## Information shown
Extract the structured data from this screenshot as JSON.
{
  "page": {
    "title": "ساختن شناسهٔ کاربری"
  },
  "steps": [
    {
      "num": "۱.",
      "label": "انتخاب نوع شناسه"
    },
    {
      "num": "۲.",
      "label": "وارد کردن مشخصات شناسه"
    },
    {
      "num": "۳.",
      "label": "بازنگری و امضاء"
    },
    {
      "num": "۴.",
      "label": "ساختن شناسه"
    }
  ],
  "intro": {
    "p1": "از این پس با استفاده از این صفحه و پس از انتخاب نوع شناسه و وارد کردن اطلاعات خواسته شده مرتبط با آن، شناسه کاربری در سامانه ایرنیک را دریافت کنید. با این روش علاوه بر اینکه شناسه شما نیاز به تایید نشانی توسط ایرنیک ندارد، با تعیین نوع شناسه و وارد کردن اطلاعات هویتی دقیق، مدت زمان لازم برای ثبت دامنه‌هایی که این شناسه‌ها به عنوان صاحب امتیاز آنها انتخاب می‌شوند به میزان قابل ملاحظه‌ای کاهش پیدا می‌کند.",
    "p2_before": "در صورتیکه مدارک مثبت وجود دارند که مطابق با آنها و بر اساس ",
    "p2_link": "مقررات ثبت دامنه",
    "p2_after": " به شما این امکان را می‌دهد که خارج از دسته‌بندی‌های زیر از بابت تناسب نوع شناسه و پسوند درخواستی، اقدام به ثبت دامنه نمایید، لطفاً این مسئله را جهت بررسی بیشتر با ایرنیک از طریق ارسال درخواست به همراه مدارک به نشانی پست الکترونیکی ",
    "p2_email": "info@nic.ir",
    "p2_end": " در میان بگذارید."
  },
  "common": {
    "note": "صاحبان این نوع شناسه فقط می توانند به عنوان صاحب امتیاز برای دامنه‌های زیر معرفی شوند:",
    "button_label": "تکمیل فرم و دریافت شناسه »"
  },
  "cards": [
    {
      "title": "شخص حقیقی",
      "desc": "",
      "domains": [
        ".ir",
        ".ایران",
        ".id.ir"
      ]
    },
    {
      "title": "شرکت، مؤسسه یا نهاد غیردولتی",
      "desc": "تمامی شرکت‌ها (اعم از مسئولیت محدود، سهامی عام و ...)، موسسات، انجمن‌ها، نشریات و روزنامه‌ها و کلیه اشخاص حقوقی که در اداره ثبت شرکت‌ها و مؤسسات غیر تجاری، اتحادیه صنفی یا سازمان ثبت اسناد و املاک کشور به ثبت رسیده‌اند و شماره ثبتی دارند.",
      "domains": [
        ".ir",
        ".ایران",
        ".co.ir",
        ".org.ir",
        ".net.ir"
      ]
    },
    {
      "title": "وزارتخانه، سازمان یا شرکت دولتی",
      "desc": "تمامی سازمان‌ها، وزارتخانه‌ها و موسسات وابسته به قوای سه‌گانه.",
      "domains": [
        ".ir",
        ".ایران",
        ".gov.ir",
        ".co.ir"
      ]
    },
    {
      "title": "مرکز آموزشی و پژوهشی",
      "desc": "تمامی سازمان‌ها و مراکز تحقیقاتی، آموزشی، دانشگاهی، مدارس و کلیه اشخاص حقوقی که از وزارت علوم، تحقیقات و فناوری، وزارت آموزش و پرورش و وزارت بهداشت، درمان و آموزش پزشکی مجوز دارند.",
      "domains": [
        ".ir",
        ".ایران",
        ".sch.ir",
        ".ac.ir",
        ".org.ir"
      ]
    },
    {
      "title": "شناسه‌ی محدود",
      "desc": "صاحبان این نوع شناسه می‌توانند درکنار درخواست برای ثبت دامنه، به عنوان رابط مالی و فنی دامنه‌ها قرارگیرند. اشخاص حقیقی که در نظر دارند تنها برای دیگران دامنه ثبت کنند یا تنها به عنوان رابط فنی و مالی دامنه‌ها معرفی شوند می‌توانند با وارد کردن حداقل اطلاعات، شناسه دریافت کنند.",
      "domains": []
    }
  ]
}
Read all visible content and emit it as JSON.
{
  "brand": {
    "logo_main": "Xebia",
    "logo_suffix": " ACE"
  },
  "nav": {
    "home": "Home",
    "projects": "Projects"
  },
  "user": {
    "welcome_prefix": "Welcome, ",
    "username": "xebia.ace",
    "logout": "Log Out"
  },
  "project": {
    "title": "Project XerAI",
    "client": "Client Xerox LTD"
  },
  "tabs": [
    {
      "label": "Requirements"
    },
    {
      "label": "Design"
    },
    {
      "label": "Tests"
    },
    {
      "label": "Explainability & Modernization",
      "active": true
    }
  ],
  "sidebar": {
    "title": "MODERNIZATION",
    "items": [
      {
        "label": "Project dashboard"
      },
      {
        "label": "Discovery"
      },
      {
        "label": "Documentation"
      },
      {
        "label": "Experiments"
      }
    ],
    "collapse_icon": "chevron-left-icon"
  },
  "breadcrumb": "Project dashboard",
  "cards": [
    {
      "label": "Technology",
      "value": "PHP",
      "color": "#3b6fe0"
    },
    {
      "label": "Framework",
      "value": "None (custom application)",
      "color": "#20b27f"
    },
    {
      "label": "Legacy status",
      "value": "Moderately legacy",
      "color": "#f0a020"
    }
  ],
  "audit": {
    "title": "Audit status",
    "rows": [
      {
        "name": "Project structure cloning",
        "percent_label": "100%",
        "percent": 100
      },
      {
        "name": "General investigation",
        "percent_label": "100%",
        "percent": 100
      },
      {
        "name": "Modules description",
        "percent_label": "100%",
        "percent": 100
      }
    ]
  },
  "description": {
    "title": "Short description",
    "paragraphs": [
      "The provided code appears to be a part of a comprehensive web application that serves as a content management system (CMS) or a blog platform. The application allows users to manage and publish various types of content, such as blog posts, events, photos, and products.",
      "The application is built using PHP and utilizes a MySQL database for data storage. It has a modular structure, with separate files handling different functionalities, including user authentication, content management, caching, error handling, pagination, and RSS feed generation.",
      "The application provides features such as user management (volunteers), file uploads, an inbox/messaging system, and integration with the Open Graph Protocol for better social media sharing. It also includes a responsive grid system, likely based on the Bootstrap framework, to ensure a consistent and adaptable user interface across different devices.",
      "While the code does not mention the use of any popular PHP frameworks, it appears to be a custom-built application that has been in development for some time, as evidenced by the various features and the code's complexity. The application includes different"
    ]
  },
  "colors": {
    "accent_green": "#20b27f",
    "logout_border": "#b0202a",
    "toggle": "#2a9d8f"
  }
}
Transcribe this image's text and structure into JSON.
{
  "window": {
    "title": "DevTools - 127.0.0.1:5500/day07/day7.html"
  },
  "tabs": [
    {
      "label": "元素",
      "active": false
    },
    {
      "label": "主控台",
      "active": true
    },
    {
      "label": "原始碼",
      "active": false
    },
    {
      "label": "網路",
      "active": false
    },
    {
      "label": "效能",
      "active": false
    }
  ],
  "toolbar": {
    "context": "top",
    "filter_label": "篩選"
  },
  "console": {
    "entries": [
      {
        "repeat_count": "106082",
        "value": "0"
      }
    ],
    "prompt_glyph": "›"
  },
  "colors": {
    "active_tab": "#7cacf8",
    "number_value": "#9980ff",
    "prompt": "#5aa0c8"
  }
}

## Task
Give the complete listing a second time, exactly as it reads.

## Task answer
Extract the structured data from this screenshot as JSON.
{
  "page": {
    "title": "ساختن شناسهٔ کاربری"
  },
  "steps": [
    {
      "num": "۱.",
      "label": "انتخاب نوع شناسه"
    },
    {
      "num": "۲.",
      "label": "وارد کردن مشخصات شناسه"
    },
    {
      "num": "۳.",
      "label": "بازنگری و امضاء"
    },
    {
      "num": "۴.",
      "label": "ساختن شناسه"
    }
  ],
  "intro": {
    "p1": "از این پس با استفاده از این صفحه و پس از انتخاب نوع شناسه و وارد کردن اطلاعات خواسته شده مرتبط با آن، شناسه کاربری در سامانه ایرنیک را دریافت کنید. با این روش علاوه بر اینکه شناسه شما نیاز به تایید نشانی توسط ایرنیک ندارد، با تعیین نوع شناسه و وارد کردن اطلاعات هویتی دقیق، مدت زمان لازم برای ثبت دامنه‌هایی که این شناسه‌ها به عنوان صاحب امتیاز آنها انتخاب می‌شوند به میزان قابل ملاحظه‌ای کاهش پیدا می‌کند.",
    "p2_before": "در صورتیکه مدارک مثبت وجود دارند که مطابق با آنها و بر اساس ",
    "p2_link": "مقررات ثبت دامنه",
    "p2_after": " به شما این امکان را می‌دهد که خارج از دسته‌بندی‌های زیر از بابت تناسب نوع شناسه و پسوند درخواستی، اقدام به ثبت دامنه نمایید، لطفاً این مسئله را جهت بررسی بیشتر با ایرنیک از طریق ارسال درخواست به همراه مدارک به نشانی پست الکترونیکی ",
    "p2_email": "info@nic.ir",
    "p2_end": " در میان بگذارید."
  },
  "common": {
    "note": "صاحبان این نوع شناسه فقط می توانند به عنوان صاحب امتیاز برای دامنه‌های زیر معرفی شوند:",
    "button_label": "تکمیل فرم و دریافت شناسه »"
  },
  "cards": [
    {
      "title": "شخص حقیقی",
      "desc": "",
      "domains": [
        ".ir",
        ".ایران",
        ".id.ir"
      ]
    },
    {
      "title": "شرکت، مؤسسه یا نهاد غیردولتی",
      "desc": "تمامی شرکت‌ها (اعم از مسئولیت محدود، سهامی عام و ...)، موسسات، انجمن‌ها، نشریات و روزنامه‌ها و کلیه اشخاص حقوقی که در اداره ثبت شرکت‌ها و مؤسسات غیر تجاری، اتحادیه صنفی یا سازمان ثبت اسناد و املاک کشور به ثبت رسیده‌اند و شماره ثبتی دارند.",
      "domains": [
        ".ir",
        ".ایران",
        ".co.ir",
        ".org.ir",
        ".net.ir"
      ]
    },
    {
      "title": "وزارتخانه، سازمان یا شرکت دولتی",
      "desc": "تمامی سازمان‌ها، وزارتخانه‌ها و موسسات وابسته به قوای سه‌گانه.",
      "domains": [
        ".ir",
        ".ایران",
        ".gov.ir",
        ".co.ir"
      ]
    },
    {
      "title": "مرکز آموزشی و پژوهشی",
      "desc": "تمامی سازمان‌ها و مراکز تحقیقاتی، آموزشی، دانشگاهی، مدارس و کلیه اشخاص حقوقی که از وزارت علوم، تحقیقات و فناوری، وزارت آموزش و پرورش و وزارت بهداشت، درمان و آموزش پزشکی مجوز دارند.",
      "domains": [
        ".ir",
        ".ایران",
        ".sch.ir",
        ".ac.ir",
        ".org.ir"
      ]
    },
    {
      "title": "شناسه‌ی محدود",
      "desc": "صاحبان این نوع شناسه می‌توانند درکنار درخواست برای ثبت دامنه، به عنوان رابط مالی و فنی دامنه‌ها قرارگیرند. اشخاص حقیقی که در نظر دارند تنها برای دیگران دامنه ثبت کنند یا تنها به عنوان رابط فنی و مالی دامنه‌ها معرفی شوند می‌توانند با وارد کردن حداقل اطلاعات، شناسه دریافت کنند.",
      "domains": []
    }
  ]
}
Read all visible content and emit it as JSON.
{
  "brand": {
    "logo_main": "Xebia",
    "logo_suffix": " ACE"
  },
  "nav": {
    "home": "Home",
    "projects": "Projects"
  },
  "user": {
    "welcome_prefix": "Welcome, ",
    "username": "xebia.ace",
    "logout": "Log Out"
  },
  "project": {
    "title": "Project XerAI",
    "client": "Client Xerox LTD"
  },
  "tabs": [
    {
      "label": "Requirements"
    },
    {
      "label": "Design"
    },
    {
      "label": "Tests"
    },
    {
      "label": "Explainability & Modernization",
      "active": true
    }
  ],
  "sidebar": {
    "title": "MODERNIZATION",
    "items": [
      {
        "label": "Project dashboard"
      },
      {
        "label": "Discovery"
      },
      {
        "label": "Documentation"
      },
      {
        "label": "Experiments"
      }
    ],
    "collapse_icon": "chevron-left-icon"
  },
  "breadcrumb": "Project dashboard",
  "cards": [
    {
      "label": "Technology",
      "value": "PHP",
      "color": "#3b6fe0"
    },
    {
      "label": "Framework",
      "value": "None (custom application)",
      "color": "#20b27f"
    },
    {
      "label": "Legacy status",
      "value": "Moderately legacy",
      "color": "#f0a020"
    }
  ],
  "audit": {
    "title": "Audit status",
    "rows": [
      {
        "name": "Project structure cloning",
        "percent_label": "100%",
        "percent": 100
      },
      {
        "name": "General investigation",
        "percent_label": "100%",
        "percent": 100
      },
      {
        "name": "Modules description",
        "percent_label": "100%",
        "percent": 100
      }
    ]
  },
  "description": {
    "title": "Short description",
    "paragraphs": [
      "The provided code appears to be a part of a comprehensive web application that serves as a content management system (CMS) or a blog platform. The application allows users to manage and publish various types of content, such as blog posts, events, photos, and products.",
      "The application is built using PHP and utilizes a MySQL database for data storage. It has a modular structure, with separate files handling different functionalities, including user authentication, content management, caching, error handling, pagination, and RSS feed generation.",
      "The application provides features such as user management (volunteers), file uploads, an inbox/messaging system, and integration with the Open Graph Protocol for better social media sharing. It also includes a responsive grid system, likely based on the Bootstrap framework, to ensure a consistent and adaptable user interface across different devices.",
      "While the code does not mention the use of any popular PHP frameworks, it appears to be a custom-built application that has been in development for some time, as evidenced by the various features and the code's complexity. The application includes different"
    ]
  },
  "colors": {
    "accent_green": "#20b27f",
    "logout_border": "#b0202a",
    "toggle": "#2a9d8f"
  }
}
Transcribe this image's text and structure into JSON.
{
  "window": {
    "title": "DevTools - 127.0.0.1:5500/day07/day7.html"
  },
  "tabs": [
    {
      "label": "元素",
      "active": false
    },
    {
      "label": "主控台",
      "active": true
    },
    {
      "label": "原始碼",
      "active": false
    },
    {
      "label": "網路",
      "active": false
    },
    {
      "label": "效能",
      "active": false
    }
  ],
  "toolbar": {
    "context": "top",
    "filter_label": "篩選"
  },
  "console": {
    "entries": [
      {
        "repeat_count": "106082",
        "value": "0"
      }
    ],
    "prompt_glyph": "›"
  },
  "colors": {
    "active_tab": "#7cacf8",
    "number_value": "#9980ff",
    "prompt": "#5aa0c8"
  }
}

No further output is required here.